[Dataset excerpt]
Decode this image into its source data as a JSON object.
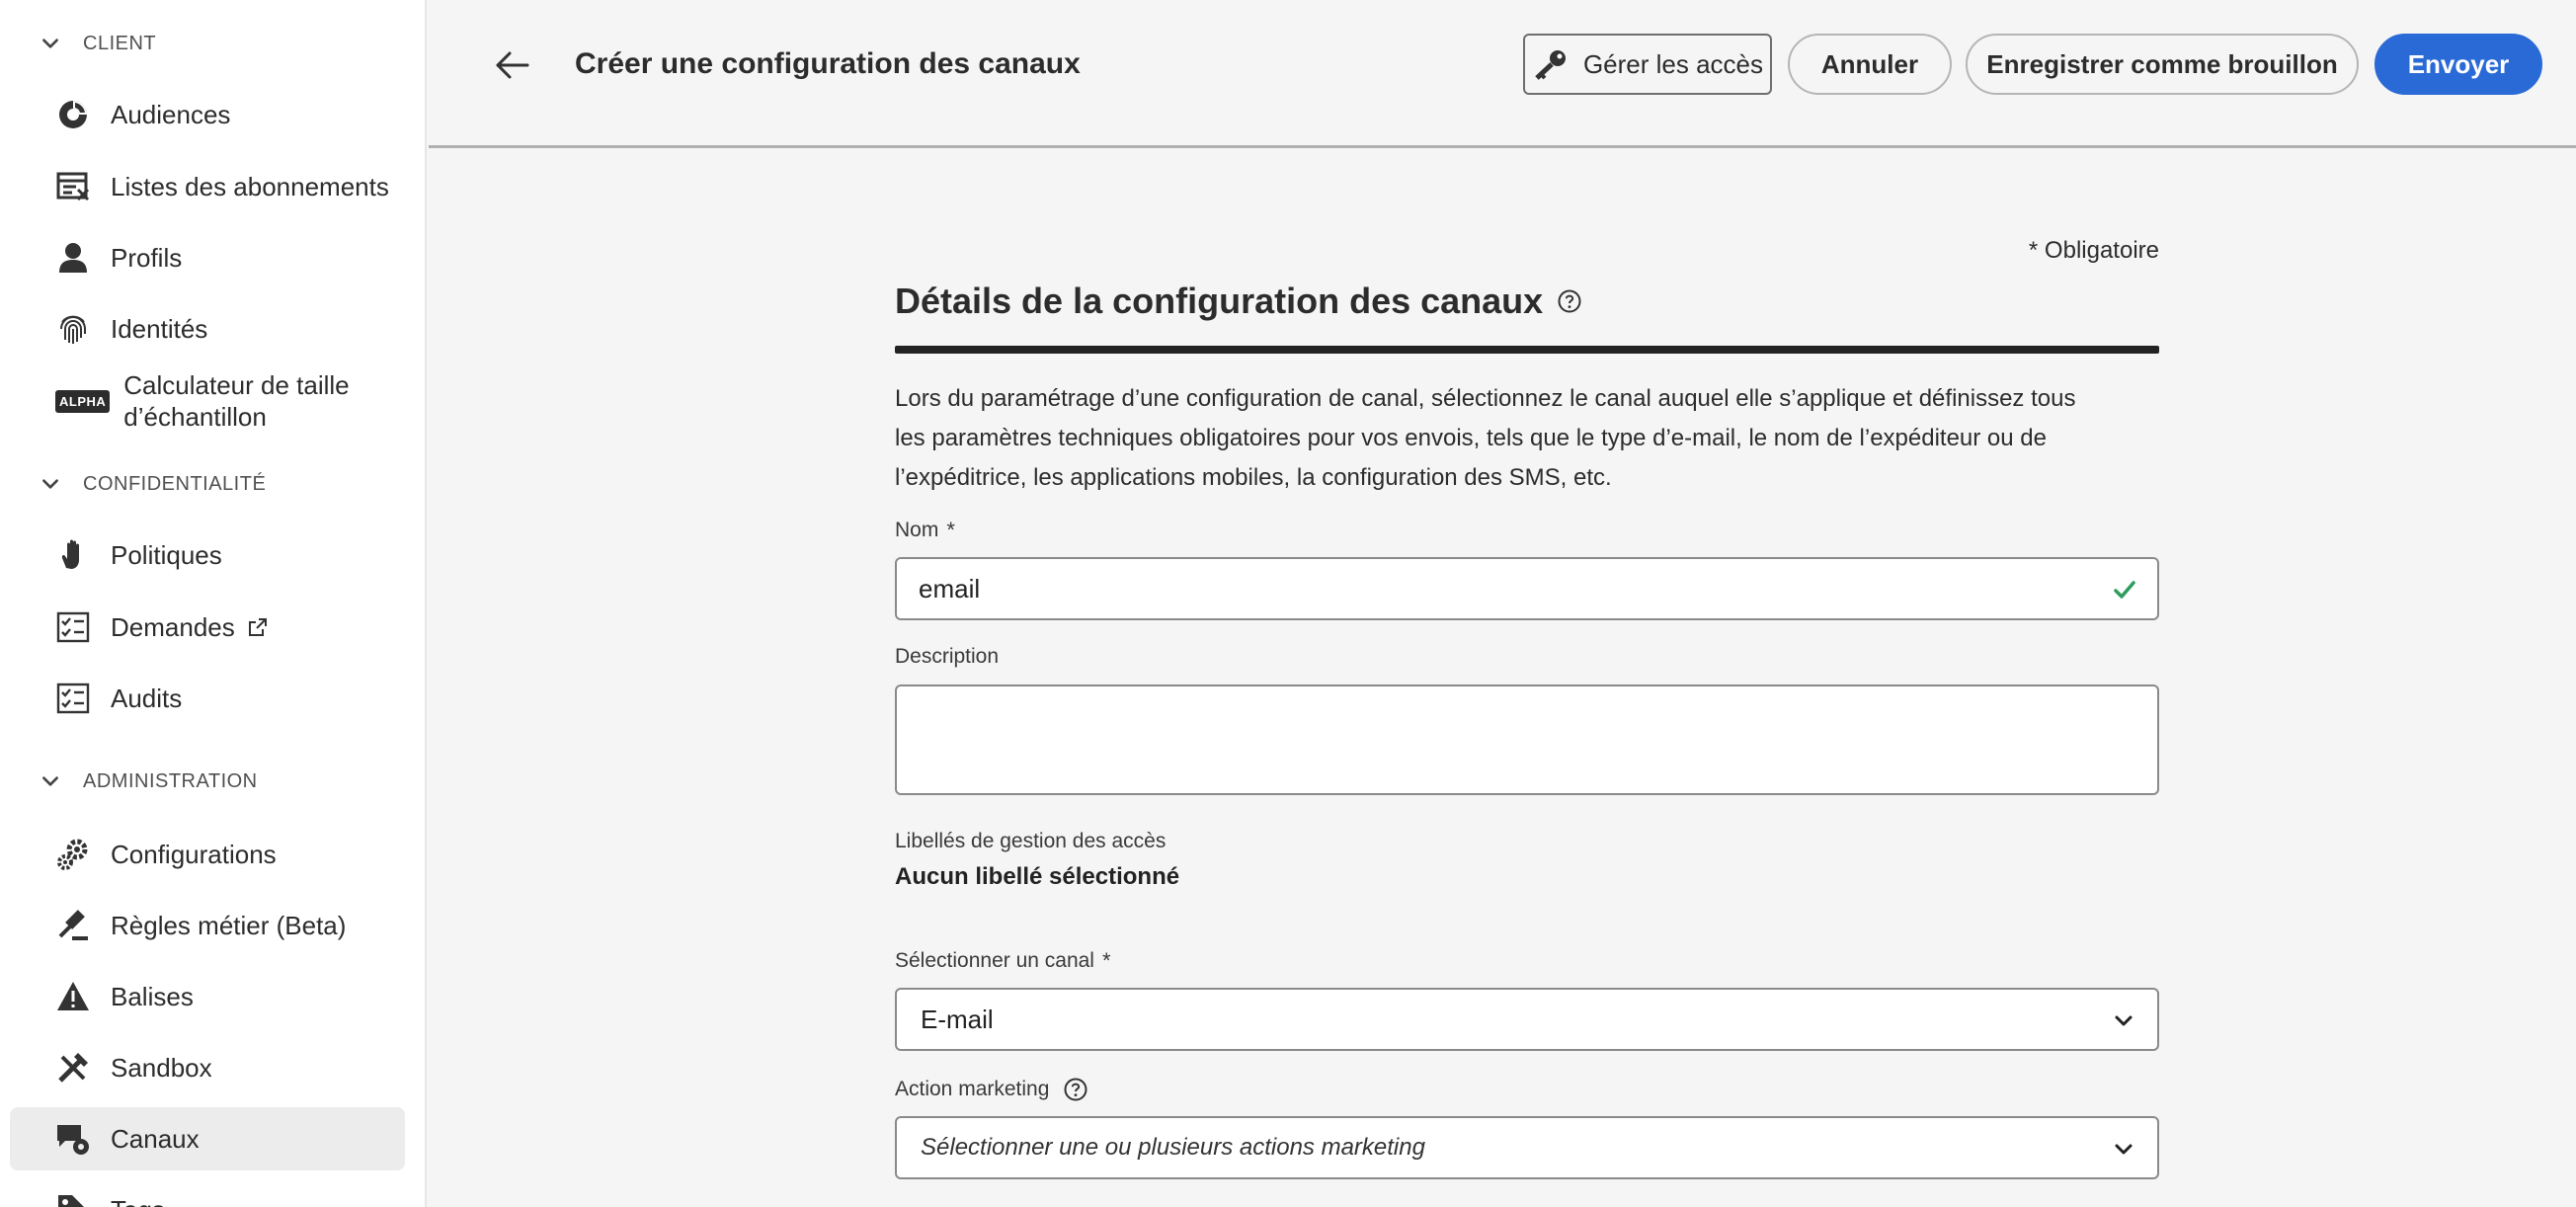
{
  "sidebar": {
    "sections": [
      {
        "title": "CLIENT"
      },
      {
        "title": "CONFIDENTIALITÉ"
      },
      {
        "title": "ADMINISTRATION"
      }
    ],
    "items": [
      {
        "label": "Audiences",
        "icon": "audiences-icon"
      },
      {
        "label": "Listes des abonnements",
        "icon": "subscription-list-icon"
      },
      {
        "label": "Profils",
        "icon": "profile-icon"
      },
      {
        "label": "Identités",
        "icon": "fingerprint-icon"
      },
      {
        "label": "Calculateur de taille d’échantillon",
        "badge": "ALPHA"
      },
      {
        "label": "Politiques",
        "icon": "hand-icon"
      },
      {
        "label": "Demandes",
        "icon": "checklist-icon"
      },
      {
        "label": "Audits",
        "icon": "checklist-icon"
      },
      {
        "label": "Configurations",
        "icon": "gears-icon"
      },
      {
        "label": "Règles métier (Beta)",
        "icon": "gavel-icon"
      },
      {
        "label": "Balises",
        "icon": "alert-icon"
      },
      {
        "label": "Sandbox",
        "icon": "tools-icon"
      },
      {
        "label": "Canaux",
        "icon": "channels-icon",
        "active": true
      },
      {
        "label": "Tags",
        "icon": "tag-icon"
      }
    ]
  },
  "header": {
    "title": "Créer une configuration des canaux",
    "manage_access": "Gérer les accès",
    "cancel": "Annuler",
    "save_draft": "Enregistrer comme brouillon",
    "send": "Envoyer"
  },
  "form": {
    "required_note": "* Obligatoire",
    "title": "Détails de la configuration des canaux",
    "intro": "Lors du paramétrage d’une configuration de canal, sélectionnez le canal auquel elle s’applique et définissez tous les paramètres techniques obligatoires pour vos envois, tels que le type d’e-mail, le nom de l’expéditeur ou de l’expéditrice, les applications mobiles, la configuration des SMS, etc.",
    "name_label": "Nom",
    "required_mark": "*",
    "name_value": "email",
    "description_label": "Description",
    "description_value": "",
    "access_labels_label": "Libellés de gestion des accès",
    "access_labels_value": "Aucun libellé sélectionné",
    "channel_label": "Sélectionner un canal",
    "channel_value": "E-mail",
    "marketing_label": "Action marketing",
    "marketing_placeholder": "Sélectionner une ou plusieurs actions marketing"
  },
  "colors": {
    "accent": "#2a6ad6",
    "valid": "#2d9d5e"
  }
}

▶ [PROBLEM STATEMENT]
Reproduce each line of the records exactly, and omit every picture.

▶ [TASK RESPONSE]
Decode this image into its source data as a JSON object.
{
  "sidebar": {
    "sections": [
      {
        "title": "CLIENT"
      },
      {
        "title": "CONFIDENTIALITÉ"
      },
      {
        "title": "ADMINISTRATION"
      }
    ],
    "items": [
      {
        "label": "Audiences",
        "icon": "audiences-icon"
      },
      {
        "label": "Listes des abonnements",
        "icon": "subscription-list-icon"
      },
      {
        "label": "Profils",
        "icon": "profile-icon"
      },
      {
        "label": "Identités",
        "icon": "fingerprint-icon"
      },
      {
        "label": "Calculateur de taille d’échantillon",
        "badge": "ALPHA"
      },
      {
        "label": "Politiques",
        "icon": "hand-icon"
      },
      {
        "label": "Demandes",
        "icon": "checklist-icon"
      },
      {
        "label": "Audits",
        "icon": "checklist-icon"
      },
      {
        "label": "Configurations",
        "icon": "gears-icon"
      },
      {
        "label": "Règles métier (Beta)",
        "icon": "gavel-icon"
      },
      {
        "label": "Balises",
        "icon": "alert-icon"
      },
      {
        "label": "Sandbox",
        "icon": "tools-icon"
      },
      {
        "label": "Canaux",
        "icon": "channels-icon",
        "active": true
      },
      {
        "label": "Tags",
        "icon": "tag-icon"
      }
    ]
  },
  "header": {
    "title": "Créer une configuration des canaux",
    "manage_access": "Gérer les accès",
    "cancel": "Annuler",
    "save_draft": "Enregistrer comme brouillon",
    "send": "Envoyer"
  },
  "form": {
    "required_note": "* Obligatoire",
    "title": "Détails de la configuration des canaux",
    "intro": "Lors du paramétrage d’une configuration de canal, sélectionnez le canal auquel elle s’applique et définissez tous les paramètres techniques obligatoires pour vos envois, tels que le type d’e-mail, le nom de l’expéditeur ou de l’expéditrice, les applications mobiles, la configuration des SMS, etc.",
    "name_label": "Nom",
    "required_mark": "*",
    "name_value": "email",
    "description_label": "Description",
    "description_value": "",
    "access_labels_label": "Libellés de gestion des accès",
    "access_labels_value": "Aucun libellé sélectionné",
    "channel_label": "Sélectionner un canal",
    "channel_value": "E-mail",
    "marketing_label": "Action marketing",
    "marketing_placeholder": "Sélectionner une ou plusieurs actions marketing"
  },
  "colors": {
    "accent": "#2a6ad6",
    "valid": "#2d9d5e"
  }
}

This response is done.